Radikalisme: Antara Realitas dan Mitos
Oleh: Umar Syarifudin (pengamat politik Internasional)
Dalih seperti “Global War on Terror”, “Global War on Radicalism” dicanangkan Negara Adidaya kapitalis, dalih ini telah menyebabkan umat Islam merasakan rasa sakit yang bahkan tidak pantas dirasakan oleh hewan. Invasi militer dan berbagai pelecehan sebagai konsekuensi yang mengikutinya.
Banyak inkonsistensi dalam narasi ‘War on Terror’ dan ‘War on Radicalism’ serta manipulasi atmosfer ketakutan yang diciptakan untuk menyerang gagasan-gagasan politik Islam yang telah mendapat banyak dukungan luas di dunia Muslim. Slogan-slogan ini digunakan untuk melanjutkan penganiayaan terhadap umat Islam. Sementara slogan radikalisme menjadi selimut palsu yang digunakan secara langsung untuk menargetkan setiap Muslim dimanapun dia berada selama dia menyerukan upaya membangun kepribadian Islam secara individu atau sebagai masyarakat Islam sebagai cara hidup yang sempurna.
Istilah radikal sendiri tidak menghasilkan makna yang baik atau buruk dari sesuatu. Namun istilah ini telah diberi definisi baru oleh Amerika Serikat dan Eropa. Mereka membuat terorisme dan radikalisme identik menodai citra mereka yang ingin menghidupkan kembali tata dunia kapitalistik. Akidah Islam sebagai pengganti kapitalisme yang rusak adalah sasarannya. Siapapun yang telah dicap sebagai radikal dengan cara yang sama seperti mereka dicap sebagai teroris. Ini bukan hal baru, karena berbagai fitnah lainnya secara historis telah digunakan. Upaya ambisius yang destruktif dilakukan rezim kapitalis untuk ‘mereformasi Islam’.

## YANG DIMINTA
Lanjutkan teks tentang radikalisme di atas, dimulai dari kalimat sesudah kalimat terakhirnya.

## DATA MENTAH
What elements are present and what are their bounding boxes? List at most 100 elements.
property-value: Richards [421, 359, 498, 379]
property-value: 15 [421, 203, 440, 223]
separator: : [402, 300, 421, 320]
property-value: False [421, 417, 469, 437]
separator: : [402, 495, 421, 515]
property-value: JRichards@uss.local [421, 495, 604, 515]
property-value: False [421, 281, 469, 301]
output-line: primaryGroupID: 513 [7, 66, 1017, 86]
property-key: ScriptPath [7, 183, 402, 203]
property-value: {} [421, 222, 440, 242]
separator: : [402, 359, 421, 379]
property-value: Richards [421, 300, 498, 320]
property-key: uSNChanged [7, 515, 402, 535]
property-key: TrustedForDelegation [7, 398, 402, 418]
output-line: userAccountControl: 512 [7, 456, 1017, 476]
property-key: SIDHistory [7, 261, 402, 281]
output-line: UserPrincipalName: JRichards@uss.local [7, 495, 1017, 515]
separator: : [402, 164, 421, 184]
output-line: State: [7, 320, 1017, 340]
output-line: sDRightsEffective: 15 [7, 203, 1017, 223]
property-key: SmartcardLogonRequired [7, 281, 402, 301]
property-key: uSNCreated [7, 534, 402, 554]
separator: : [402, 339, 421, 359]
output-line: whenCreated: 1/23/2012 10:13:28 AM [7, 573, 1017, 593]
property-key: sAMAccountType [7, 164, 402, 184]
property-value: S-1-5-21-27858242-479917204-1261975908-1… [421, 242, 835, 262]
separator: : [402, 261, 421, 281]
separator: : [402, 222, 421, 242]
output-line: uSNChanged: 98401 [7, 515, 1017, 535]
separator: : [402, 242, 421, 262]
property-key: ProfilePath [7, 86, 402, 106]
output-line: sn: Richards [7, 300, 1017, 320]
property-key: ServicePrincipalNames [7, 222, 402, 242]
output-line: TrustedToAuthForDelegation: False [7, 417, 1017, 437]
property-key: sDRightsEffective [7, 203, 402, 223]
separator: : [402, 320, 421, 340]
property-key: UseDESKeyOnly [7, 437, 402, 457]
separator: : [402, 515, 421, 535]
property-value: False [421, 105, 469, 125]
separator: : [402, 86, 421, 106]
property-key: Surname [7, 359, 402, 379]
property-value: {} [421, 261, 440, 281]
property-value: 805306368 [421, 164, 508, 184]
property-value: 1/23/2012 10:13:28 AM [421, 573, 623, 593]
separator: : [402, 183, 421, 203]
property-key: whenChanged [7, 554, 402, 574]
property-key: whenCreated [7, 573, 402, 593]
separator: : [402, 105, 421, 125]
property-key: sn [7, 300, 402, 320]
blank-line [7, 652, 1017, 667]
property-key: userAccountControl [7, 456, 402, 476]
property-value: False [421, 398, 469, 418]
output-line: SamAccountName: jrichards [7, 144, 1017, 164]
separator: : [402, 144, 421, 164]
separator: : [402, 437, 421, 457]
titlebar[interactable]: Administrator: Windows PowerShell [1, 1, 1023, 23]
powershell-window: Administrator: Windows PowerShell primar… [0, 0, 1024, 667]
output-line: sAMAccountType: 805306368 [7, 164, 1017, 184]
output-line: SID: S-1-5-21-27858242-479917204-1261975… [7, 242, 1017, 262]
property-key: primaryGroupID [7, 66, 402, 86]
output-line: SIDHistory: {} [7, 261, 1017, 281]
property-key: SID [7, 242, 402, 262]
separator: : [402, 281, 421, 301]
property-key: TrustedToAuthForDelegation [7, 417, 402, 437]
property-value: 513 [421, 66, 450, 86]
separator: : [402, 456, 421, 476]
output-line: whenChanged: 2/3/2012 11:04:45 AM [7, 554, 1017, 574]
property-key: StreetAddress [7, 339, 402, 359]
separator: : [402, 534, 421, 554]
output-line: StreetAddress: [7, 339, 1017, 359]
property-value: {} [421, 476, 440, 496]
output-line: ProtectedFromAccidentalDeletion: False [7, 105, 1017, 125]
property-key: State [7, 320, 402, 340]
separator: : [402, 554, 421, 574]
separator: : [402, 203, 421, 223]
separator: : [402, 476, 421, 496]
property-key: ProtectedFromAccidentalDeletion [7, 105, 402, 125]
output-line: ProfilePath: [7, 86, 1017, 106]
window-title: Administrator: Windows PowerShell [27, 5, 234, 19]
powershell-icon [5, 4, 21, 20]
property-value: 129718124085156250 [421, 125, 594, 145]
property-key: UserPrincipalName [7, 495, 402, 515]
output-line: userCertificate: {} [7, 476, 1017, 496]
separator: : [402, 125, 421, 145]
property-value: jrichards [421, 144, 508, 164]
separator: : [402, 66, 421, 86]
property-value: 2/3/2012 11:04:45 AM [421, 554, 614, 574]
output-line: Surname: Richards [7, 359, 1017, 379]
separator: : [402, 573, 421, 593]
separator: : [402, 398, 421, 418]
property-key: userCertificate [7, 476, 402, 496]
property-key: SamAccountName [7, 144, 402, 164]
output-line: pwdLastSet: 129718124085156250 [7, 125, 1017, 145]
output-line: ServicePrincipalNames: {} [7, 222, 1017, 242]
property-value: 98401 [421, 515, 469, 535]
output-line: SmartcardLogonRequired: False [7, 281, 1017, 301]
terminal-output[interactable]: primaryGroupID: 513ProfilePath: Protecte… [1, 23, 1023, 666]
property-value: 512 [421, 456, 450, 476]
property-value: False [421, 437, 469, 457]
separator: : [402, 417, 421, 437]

## HASIL TUGAS
Aneka undang-undang, gaya politik atau kebijakan melawan radikalisme dan terorisme membuahkan masalah. Muncul berbagai ketidakadilan terhadap umat Islam di seluruh dunia pada umumnya. Sangat menyedihkan melihat apa yang dihadapi umat Islam di Suriah, Palestina, Afghanistan, Uzbekistan, Yordania, Irak, Myanmar, Yaman, dll. semua mengalami masa-masa sulit di bawah slogan ‘kampanye melawan radikalisme’ yang dipelopori AS di seluruh dunia di mana negara-negara yang telah menerima untuk digunakan dalam kampanye berbahaya ini didukung penuh, termasuk kucuran dana.
Kita hidup di abad ini, kita mengalami hidup susah di bawah naungan peradaban Kapitalisme Barat yang korup serta berasal dari pikiran manusia yang lemah. Peradaban Kapitalisme masih terus berlanjut dan masih konstan disponsori dan diadvokasi di seluruh dunia oleh Amerika Serikat dan sekutunya melalui slogan seperti Freedom, Demokrasi, perdagangan bebas dll. Namun Anda menyaksikan tawaran mereka gagal memenuhi euforia perubahan masyarakat, makin terpuruk.
Lalu keinginan kaum muslim untuk kembali ke dalam sistem Islam menguat setelah menyaksikan kegagalan Kapitalisme dalam menguasai dunia. Karena itu, Amerika dan sekutunya telah menetapkan undang-undang, metode dan kebijakan yang bertujuan untuk menghentikan atau menghalangi kecepatan umat Islam yang menuntut perubahan ideologis Islam; Akibatnya, di antara kebijakan tersebut adalah perang melawan teror, perang melawan radikalisasi, dll.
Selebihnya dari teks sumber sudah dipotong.